> **Instruction 1**
For the excerpt on cast-as-intended verifiability, decide whether each statement agrees with the text, answering yes or no and quoting the deciding words: (a) The definition considers any probabilistic polynomial time adversary. (b) The advantage is required to be non-negligible in the security parameter. (c) The security analysis is available in the full version of the paper.
> **Instruction 2**
Convert everything in the listing, from the line containing "legend-label: m² = 0.01 bbox=[1044, 886, 1226, 937]" down to the end of the listing, into a JSON list of strings with one string per line and blank lines left out.
--- START OF Selected excerpt ---
We say that a voting protocol as defined in Sect. 3 has cast-as-intended verifiability if, given an \(\mathsf {Extract}\) algorithm for which the protocol is consistent with respect to \(\rho \), the following advantage is negligible in the security parameter \(\lambda \) for any probabilistic polynomial time (p.p.t.) adversary \(\mathcal {A}\):

$$\textsf {Adv}_{\mathcal {A}}^\textsf {CaI}= |\,\text {Pr}[\textsf {Exp}_{\mathcal {A}, V}^{\textsf {CaI}, 0} = 1]\,|$$

1.2 A.2 Security Analysis Results

In this section we provide the results of our security analysis, which is available in the full version of this paper [19].
--- END OF Selected excerpt ---
--- START OF Provided records ---
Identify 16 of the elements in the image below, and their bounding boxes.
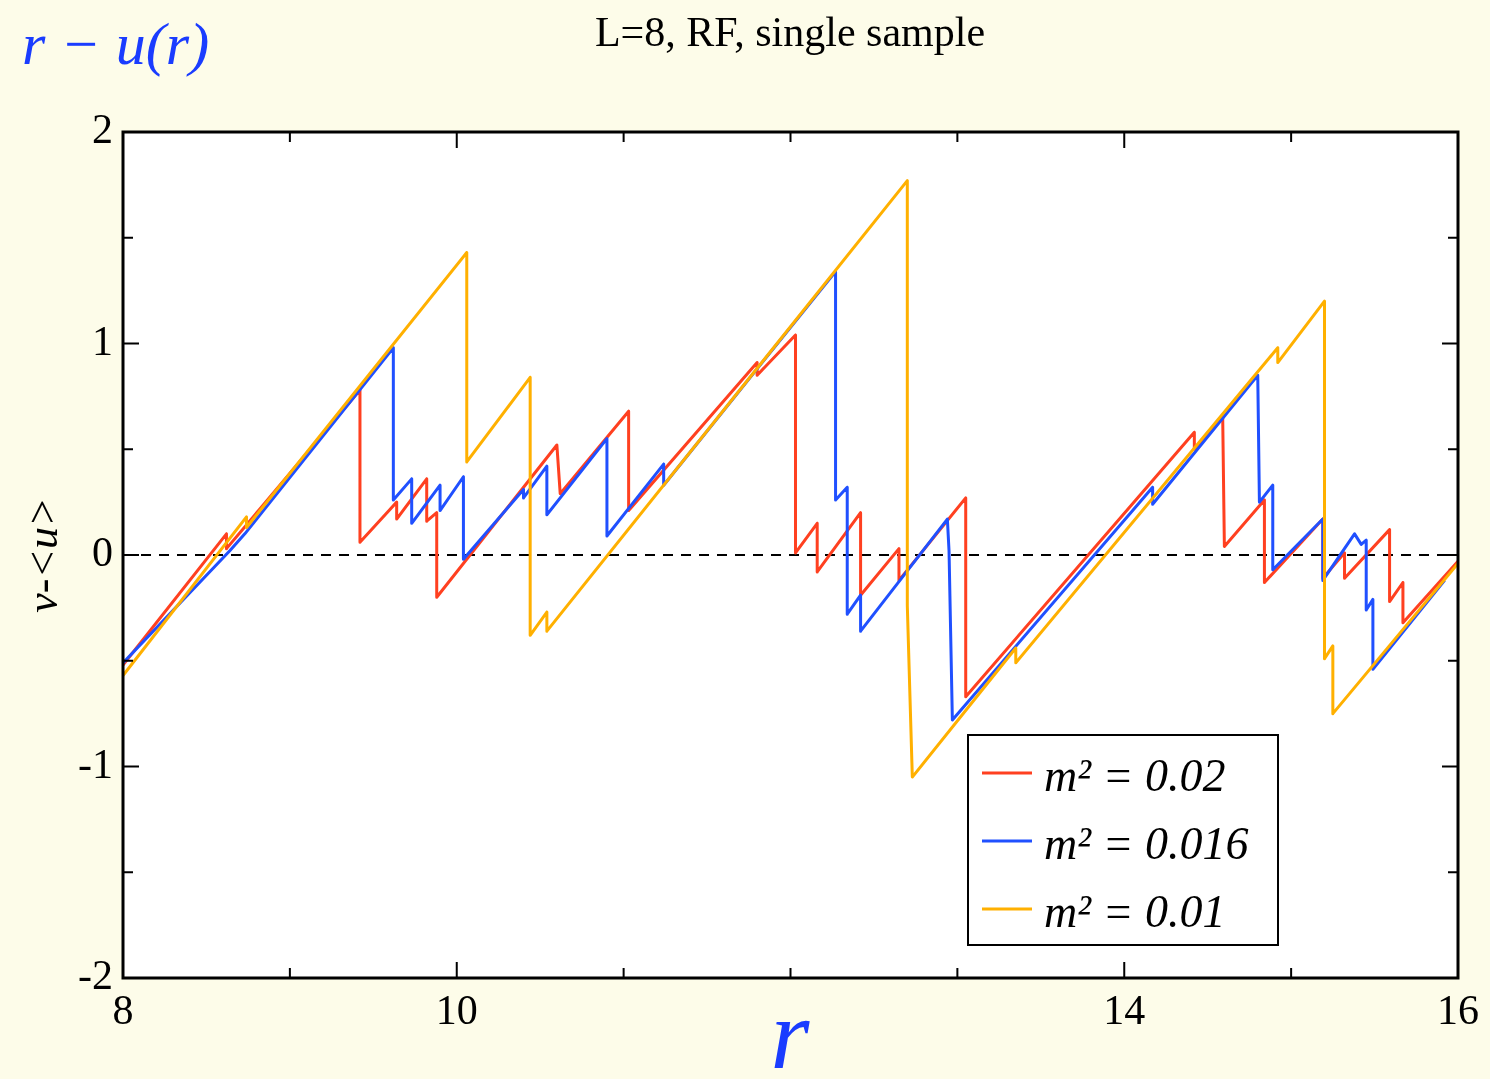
legend-label: m² = 0.01 bbox=[1044, 886, 1226, 937]
y-tick-label: -1 bbox=[78, 740, 113, 787]
y-tick-label: -2 bbox=[78, 952, 113, 999]
y-axis-title: v-<u> bbox=[16, 497, 68, 613]
legend-label: m² = 0.016 bbox=[1044, 818, 1249, 869]
x-tick-label: 14 bbox=[1103, 987, 1146, 1034]
x-tick-label: 8 bbox=[112, 987, 134, 1034]
text: r − u(r) bbox=[22, 10, 210, 79]
y-tick-label: 0 bbox=[92, 529, 113, 576]
legend-label: m² = 0.02 bbox=[1044, 750, 1226, 801]
chart-title: L=8, RF, single sample bbox=[593, 8, 987, 56]
y-tick-label: 2 bbox=[92, 106, 113, 153]
x-tick-label: 16 bbox=[1437, 987, 1479, 1034]
x-tick-label: 10 bbox=[435, 987, 478, 1034]
x-axis-title: r bbox=[770, 979, 810, 1079]
y-tick-label: 1 bbox=[92, 317, 113, 364]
--- END OF Provided records ---
> **Written reply 1**
(a) Yes: "for any probabilistic polynomial time (p.p.t.) adversary"
(b) No: "the following advantage is negligible in the security parameter"
(c) Yes: "which is available in the full version of this paper [19]"

> **Written reply 2**
[
  "legend-label: m² = 0.01 bbox=[1044, 886, 1226, 937]",
  "y-tick-label: -1 bbox=[78, 740, 113, 787]",
  "y-tick-label: -2 bbox=[78, 952, 113, 999]",
  "y-axis-title: v-<u> bbox=[16, 497, 68, 613]",
  "legend-label: m² = 0.016 bbox=[1044, 818, 1249, 869]",
  "x-tick-label: 14 bbox=[1103, 987, 1146, 1034]",
  "x-tick-label: 8 bbox=[112, 987, 134, 1034]",
  "text: r − u(r) bbox=[22, 10, 210, 79]",
  "y-tick-label: 0 bbox=[92, 529, 113, 576]",
  "legend-label: m² = 0.02 bbox=[1044, 750, 1226, 801]",
  "chart-title: L=8, RF, single sample bbox=[593, 8, 987, 56]",
  "y-tick-label: 2 bbox=[92, 106, 113, 153]",
  "x-tick-label: 16 bbox=[1437, 987, 1479, 1034]",
  "x-tick-label: 10 bbox=[435, 987, 478, 1034]",
  "x-axis-title: r bbox=[770, 979, 810, 1079]",
  "y-tick-label: 1 bbox=[92, 317, 113, 364]"
]